## DATA SECTION

↓

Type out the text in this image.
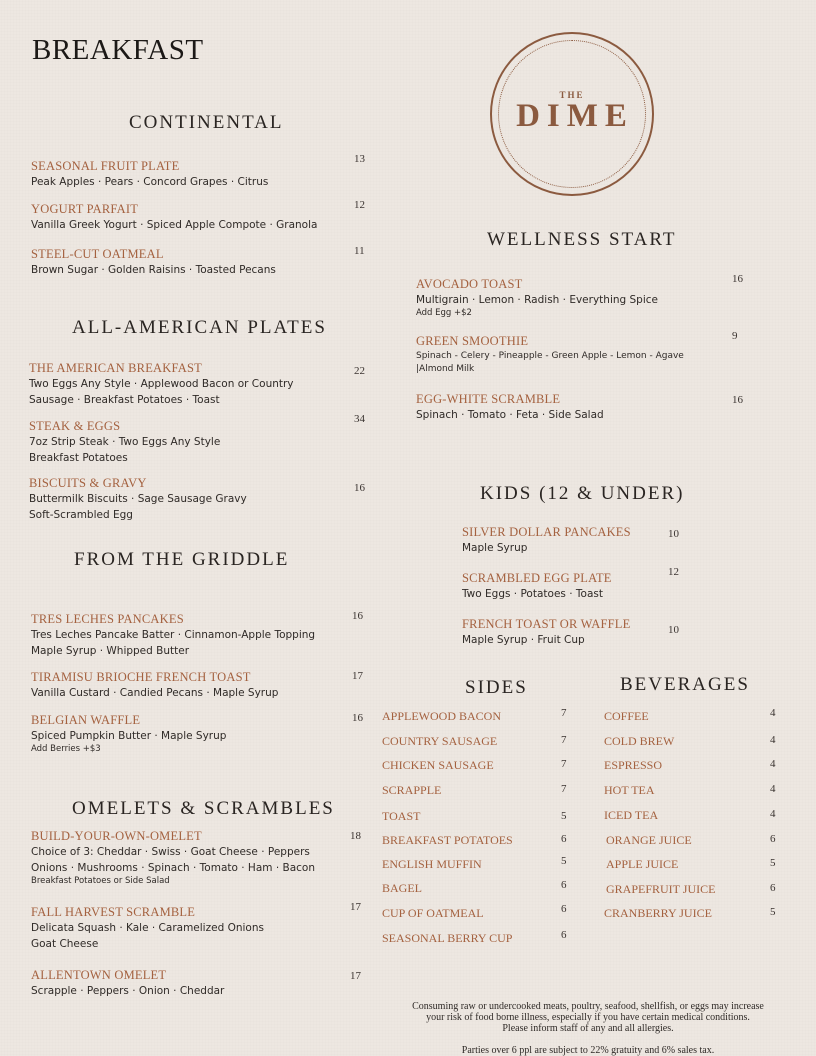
BREAKFAST
THE
DIME
CONTINENTAL
SEASONAL FRUIT PLATE
Peak Apples · Pears · Concord Grapes · Citrus
13
YOGURT PARFAIT
Vanilla Greek Yogurt · Spiced Apple Compote · Granola
12
STEEL-CUT OATMEAL
Brown Sugar · Golden Raisins · Toasted Pecans
11
ALL-AMERICAN PLATES
THE AMERICAN BREAKFAST
Two Eggs Any Style · Applewood Bacon or Country
Sausage · Breakfast Potatoes · Toast
22
STEAK & EGGS
7oz Strip Steak · Two Eggs Any Style
Breakfast Potatoes
34
BISCUITS & GRAVY
Buttermilk Biscuits · Sage Sausage Gravy
Soft-Scrambled Egg
16
FROM THE GRIDDLE
TRES LECHES PANCAKES
Tres Leches Pancake Batter · Cinnamon-Apple Topping
Maple Syrup · Whipped Butter
16
TIRAMISU BRIOCHE FRENCH TOAST
Vanilla Custard · Candied Pecans · Maple Syrup
17
BELGIAN WAFFLE
Spiced Pumpkin Butter · Maple Syrup
Add Berries +$3
16
OMELETS & SCRAMBLES
BUILD-YOUR-OWN-OMELET
Choice of 3: Cheddar · Swiss · Goat Cheese · Peppers
Onions · Mushrooms · Spinach · Tomato · Ham · Bacon
Breakfast Potatoes or Side Salad
18
FALL HARVEST SCRAMBLE
Delicata Squash · Kale · Caramelized Onions
Goat Cheese
17
ALLENTOWN OMELET
Scrapple · Peppers · Onion · Cheddar
17
WELLNESS START
AVOCADO TOAST
Multigrain · Lemon · Radish · Everything Spice
Add Egg +$2
16
GREEN SMOOTHIE
Spinach - Celery - Pineapple - Green Apple - Lemon - Agave
|Almond Milk
9
EGG-WHITE SCRAMBLE
Spinach · Tomato · Feta · Side Salad
16
KIDS (12 & UNDER)
SILVER DOLLAR PANCAKES
Maple Syrup
10
SCRAMBLED EGG PLATE
Two Eggs · Potatoes · Toast
12
FRENCH TOAST OR WAFFLE
Maple Syrup · Fruit Cup
10
SIDES
APPLEWOOD BACON	7
COUNTRY SAUSAGE	7
CHICKEN SAUSAGE	7
SCRAPPLE	7
TOAST	5
BREAKFAST POTATOES	6
ENGLISH MUFFIN	5
BAGEL	6
CUP OF OATMEAL	6
SEASONAL BERRY CUP	6
BEVERAGES
COFFEE	4
COLD BREW	4
ESPRESSO	4
HOT TEA	4
ICED TEA	4
ORANGE JUICE	6
APPLE JUICE	5
GRAPEFRUIT JUICE	6
CRANBERRY JUICE	5
Consuming raw or undercooked meats, poultry, seafood, shellfish, or eggs may increase
your risk of food borne illness, especially if you have certain medical conditions.
Please inform staff of any and all allergies.
Parties over 6 ppl are subject to 22% gratuity and 6% sales tax.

↑

## GOAL
Copy every line of the records above that holds the word "Cheese".

## RESPONSE TO THE EXERCISE
Choice of 3: Cheddar · Swiss · Goat Cheese · Peppers
Goat Cheese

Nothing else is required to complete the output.